_DATASET_:
•••••

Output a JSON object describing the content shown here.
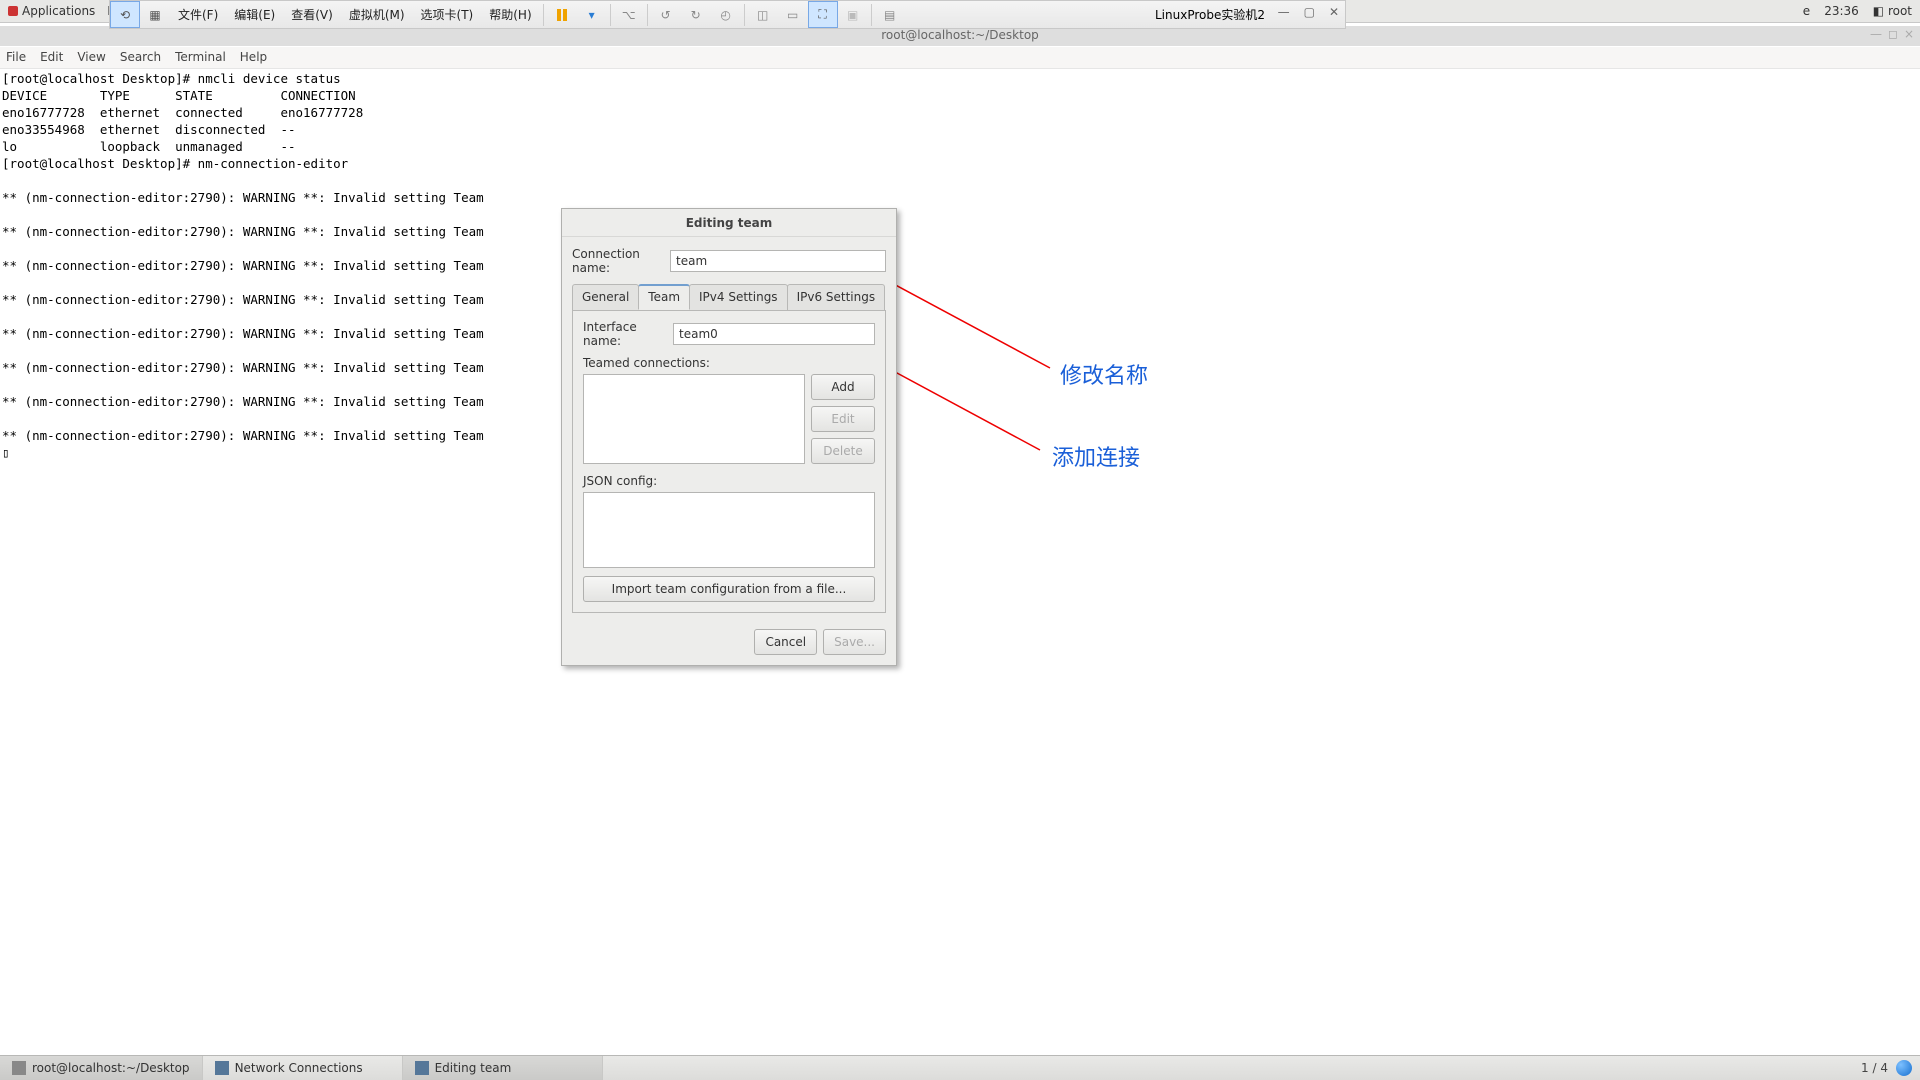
{
  "gnome": {
    "apps": "Applications",
    "places": "Pl",
    "time": "23:36",
    "user": "root",
    "date_trunc": "e"
  },
  "vm": {
    "menus": [
      "文件(F)",
      "编辑(E)",
      "查看(V)",
      "虚拟机(M)",
      "选项卡(T)",
      "帮助(H)"
    ],
    "title": "LinuxProbe实验机2"
  },
  "term_title": "root@localhost:~/Desktop",
  "term_menus": [
    "File",
    "Edit",
    "View",
    "Search",
    "Terminal",
    "Help"
  ],
  "term_body": "[root@localhost Desktop]# nmcli device status\nDEVICE       TYPE      STATE         CONNECTION  \neno16777728  ethernet  connected     eno16777728 \neno33554968  ethernet  disconnected  --          \nlo           loopback  unmanaged     --          \n[root@localhost Desktop]# nm-connection-editor\n\n** (nm-connection-editor:2790): WARNING **: Invalid setting Team\n\n** (nm-connection-editor:2790): WARNING **: Invalid setting Team\n\n** (nm-connection-editor:2790): WARNING **: Invalid setting Team\n\n** (nm-connection-editor:2790): WARNING **: Invalid setting Team\n\n** (nm-connection-editor:2790): WARNING **: Invalid setting Team\n\n** (nm-connection-editor:2790): WARNING **: Invalid setting Team\n\n** (nm-connection-editor:2790): WARNING **: Invalid setting Team\n\n** (nm-connection-editor:2790): WARNING **: Invalid setting Team\n▯",
  "dialog": {
    "title": "Editing team",
    "conn_label": "Connection name:",
    "conn_value": "team",
    "tabs": [
      "General",
      "Team",
      "IPv4 Settings",
      "IPv6 Settings"
    ],
    "iface_label": "Interface name:",
    "iface_value": "team0",
    "teamed_label": "Teamed connections:",
    "add": "Add",
    "edit": "Edit",
    "delete": "Delete",
    "json_label": "JSON config:",
    "import": "Import team configuration from a file...",
    "cancel": "Cancel",
    "save": "Save..."
  },
  "anno": {
    "a1": "修改名称",
    "a2": "添加连接"
  },
  "taskbar": {
    "t1": "root@localhost:~/Desktop",
    "t2": "Network Connections",
    "t3": "Editing team",
    "counter": "1 / 4"
  }
}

•••••

_INSTRUCTIONS TO FOLLOW_: Select every line of the records holding the string "JSON".

_TASK RESULT_:
Output a JSON object describing the content shown here.
    "json_label": "JSON config:",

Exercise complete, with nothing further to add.